• **Problem a**: Reproduce word for word the passage of the Hérouxville article from "Do immigrants need" to "12 hours later.".

• **Provided text**:
Do immigrants need rules? The debate rages on.
Hérouxville's clumsy effort at creating some sparks questions on the limits of tolerance
It’s impossible to miss the twice-a-day passage of the freight train that rips through Hérouxville, horn blaring, wheels clattering, bells ringing at the crossing: the track cuts through the main thoroughfare, and traffic stops for several long minutes. Then, after the train has vanished in a cloud of smoke and whirling snow, silence and quiet regain their rights, and the people of Hérouxville can mark the time, knowing that very little else will come to stir their peace and tranquility until the same train roars back in the opposite direction 12 hours later.
That was life for the 1,300 inhabitants of the small Mauricie village, 200 km northeast of Montreal, until, that is, they became the focus of a global controversy that touched off passionate, and often strident, reactions across the country and as far away as Turkey, Russia and Australia. “I don’t know if life will ever go back to normal, if we will ever be the same again,” says Nicole Jubinville, who runs a small B&B frequented mostly by European tourists seeking northern adventure on snowmobile and dog sled. “Who would have thought, a small village like here, causing a stir that goes all around the world?”

• **Problem b**: Quote the rows from the line with "sidebar-item-postgres-host[interactable]: Postgres Host" to the line with "subnav-tab-view-files[interactable]: View files", including both of those lines.

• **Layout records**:
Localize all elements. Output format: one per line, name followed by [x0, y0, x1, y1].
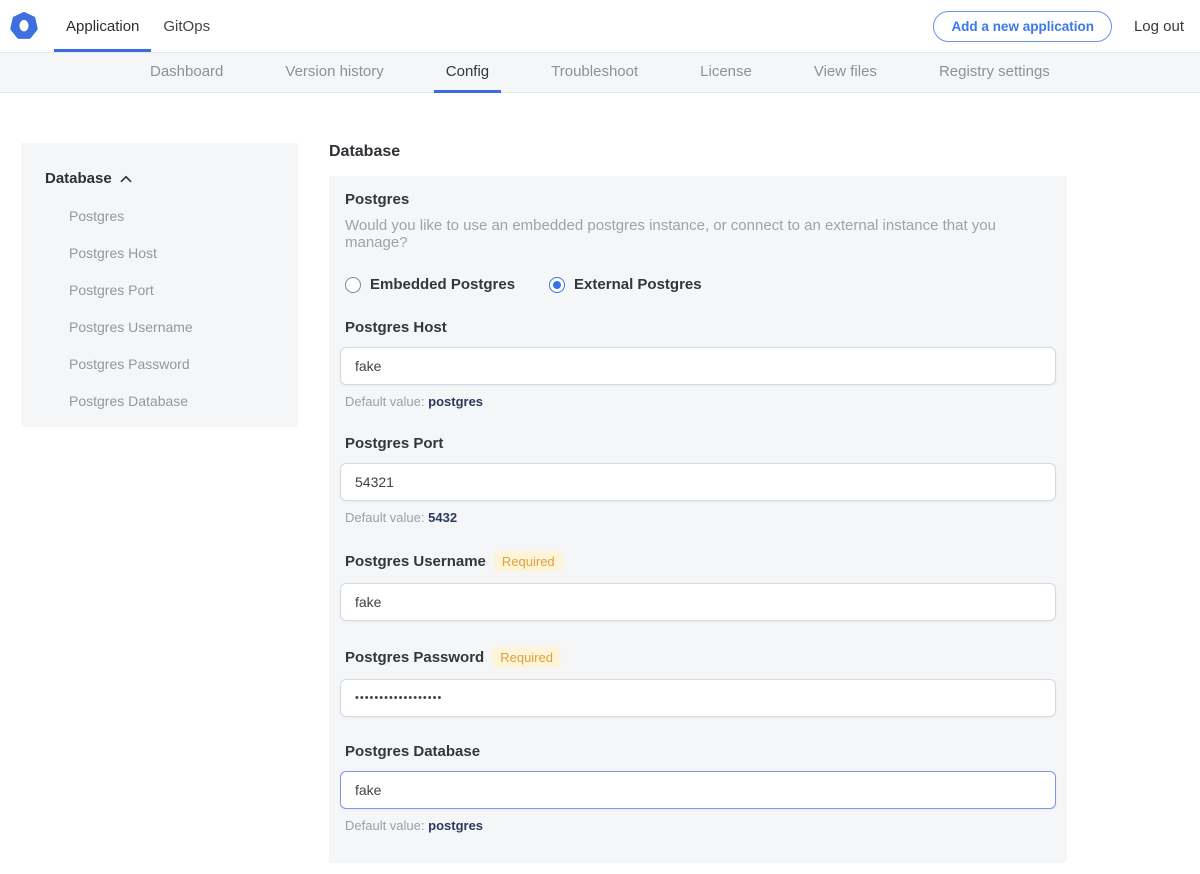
sidebar-item-postgres-host[interactable]: Postgres Host — [69, 245, 278, 261]
subnav-tab-dashboard-label: Dashboard — [150, 63, 223, 80]
postgres-host-input[interactable] — [340, 347, 1056, 385]
field-postgres-database: Postgres Database Default value: postgre… — [340, 743, 1056, 833]
postgres-host-label: Postgres Host — [345, 319, 447, 336]
subnav-tab-view-files[interactable]: View files — [802, 53, 889, 93]
radio-unselected-icon[interactable] — [345, 277, 361, 293]
postgres-group-label: Postgres — [345, 191, 1056, 208]
radio-embedded-postgres[interactable]: Embedded Postgres — [345, 276, 515, 293]
subnav-tab-registry-settings-label: Registry settings — [939, 63, 1050, 80]
subnav-tab-license-label: License — [700, 63, 752, 80]
subnav-tab-troubleshoot[interactable]: Troubleshoot — [539, 53, 650, 93]
subnav-tab-dashboard[interactable]: Dashboard — [138, 53, 235, 93]
config-main: Database Postgres Would you like to use … — [329, 143, 1067, 874]
sidebar-item-postgres-database[interactable]: Postgres Database — [69, 393, 278, 409]
subnav-tab-registry-settings[interactable]: Registry settings — [927, 53, 1062, 93]
tab-application-label: Application — [66, 18, 139, 35]
postgres-radio-group: Embedded Postgres External Postgres — [345, 276, 1056, 293]
replicated-logo-icon — [10, 12, 38, 40]
postgres-username-input[interactable] — [340, 583, 1056, 621]
tab-application[interactable]: Application — [54, 3, 151, 52]
postgres-port-input[interactable] — [340, 463, 1056, 501]
subnav-tab-troubleshoot-label: Troubleshoot — [551, 63, 638, 80]
radio-external-postgres-label: External Postgres — [574, 276, 702, 293]
postgres-password-input[interactable] — [340, 679, 1056, 717]
postgres-port-label: Postgres Port — [345, 435, 443, 452]
postgres-help-text: Would you like to use an embedded postgr… — [345, 217, 1056, 251]
logout-link[interactable]: Log out — [1134, 18, 1184, 35]
subnav-tab-version-history-label: Version history — [285, 63, 383, 80]
default-value: 5432 — [428, 510, 457, 525]
default-label: Default value: — [345, 818, 425, 833]
subnav-tab-config-label: Config — [446, 63, 489, 80]
sidebar-group-database-label: Database — [45, 170, 112, 187]
default-label: Default value: — [345, 510, 425, 525]
top-navigation: Application GitOps Add a new application… — [0, 0, 1200, 52]
default-value: postgres — [428, 818, 483, 833]
default-value: postgres — [428, 394, 483, 409]
postgres-host-default: Default value: postgres — [345, 394, 1056, 409]
topnav-spacer — [222, 0, 933, 52]
radio-embedded-postgres-label: Embedded Postgres — [370, 276, 515, 293]
config-sidebar: Database Postgres Postgres Host Postgres… — [21, 143, 298, 427]
postgres-username-label: Postgres Username — [345, 553, 486, 570]
postgres-database-label: Postgres Database — [345, 743, 480, 760]
add-new-application-button[interactable]: Add a new application — [933, 11, 1112, 42]
field-postgres-password: Postgres Password Required — [340, 647, 1056, 717]
tab-gitops-label: GitOps — [163, 18, 210, 35]
sidebar-item-postgres-port[interactable]: Postgres Port — [69, 282, 278, 298]
postgres-port-default: Default value: 5432 — [345, 510, 1056, 525]
database-config-panel: Postgres Would you like to use an embedd… — [329, 176, 1067, 863]
field-postgres-username: Postgres Username Required — [340, 551, 1056, 621]
section-heading: Database — [329, 143, 1067, 161]
postgres-database-input[interactable] — [340, 771, 1056, 809]
sidebar-item-postgres-password[interactable]: Postgres Password — [69, 356, 278, 372]
radio-selected-icon[interactable] — [549, 277, 565, 293]
default-label: Default value: — [345, 394, 425, 409]
chevron-up-icon — [120, 175, 132, 183]
radio-external-postgres[interactable]: External Postgres — [549, 276, 702, 293]
subnav-tab-view-files-label: View files — [814, 63, 877, 80]
postgres-password-label: Postgres Password — [345, 649, 484, 666]
required-badge: Required — [494, 551, 563, 572]
field-postgres-host: Postgres Host Default value: postgres — [340, 319, 1056, 409]
config-page: Database Postgres Postgres Host Postgres… — [0, 93, 1200, 874]
app-sub-navigation: Dashboard Version history Config Trouble… — [0, 52, 1200, 93]
subnav-tab-version-history[interactable]: Version history — [273, 53, 395, 93]
subnav-tab-license[interactable]: License — [688, 53, 764, 93]
sidebar-item-postgres-username[interactable]: Postgres Username — [69, 319, 278, 335]
field-postgres-port: Postgres Port Default value: 5432 — [340, 435, 1056, 525]
subnav-tab-config[interactable]: Config — [434, 53, 501, 93]
required-badge: Required — [492, 647, 561, 668]
sidebar-item-postgres[interactable]: Postgres — [69, 208, 278, 224]
sidebar-group-database[interactable]: Database — [45, 170, 278, 187]
postgres-database-default: Default value: postgres — [345, 818, 1056, 833]
app-logo[interactable] — [10, 0, 38, 52]
tab-gitops[interactable]: GitOps — [151, 3, 222, 52]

• **Exercise solution a**:
Do immigrants need rules? The debate rages on.
Hérouxville's clumsy effort at creating some sparks questions on the limits of tolerance
It’s impossible to miss the twice-a-day passage of the freight train that rips through Hérouxville, horn blaring, wheels clattering, bells ringing at the crossing: the track cuts through the main thoroughfare, and traffic stops for several long minutes. Then, after the train has vanished in a cloud of smoke and whirling snow, silence and quiet regain their rights, and the people of Hérouxville can mark the time, knowing that very little else will come to stir their peace and tranquility until the same train roars back in the opposite direction 12 hours later.

• **Exercise solution b**:
sidebar-item-postgres-host[interactable]: Postgres Host — [69, 245, 278, 261]
subnav-tab-dashboard-label: Dashboard — [150, 63, 223, 80]
postgres-host-input[interactable] — [340, 347, 1056, 385]
field-postgres-database: Postgres Database Default value: postgre… — [340, 743, 1056, 833]
postgres-host-label: Postgres Host — [345, 319, 447, 336]
subnav-tab-view-files[interactable]: View files — [802, 53, 889, 93]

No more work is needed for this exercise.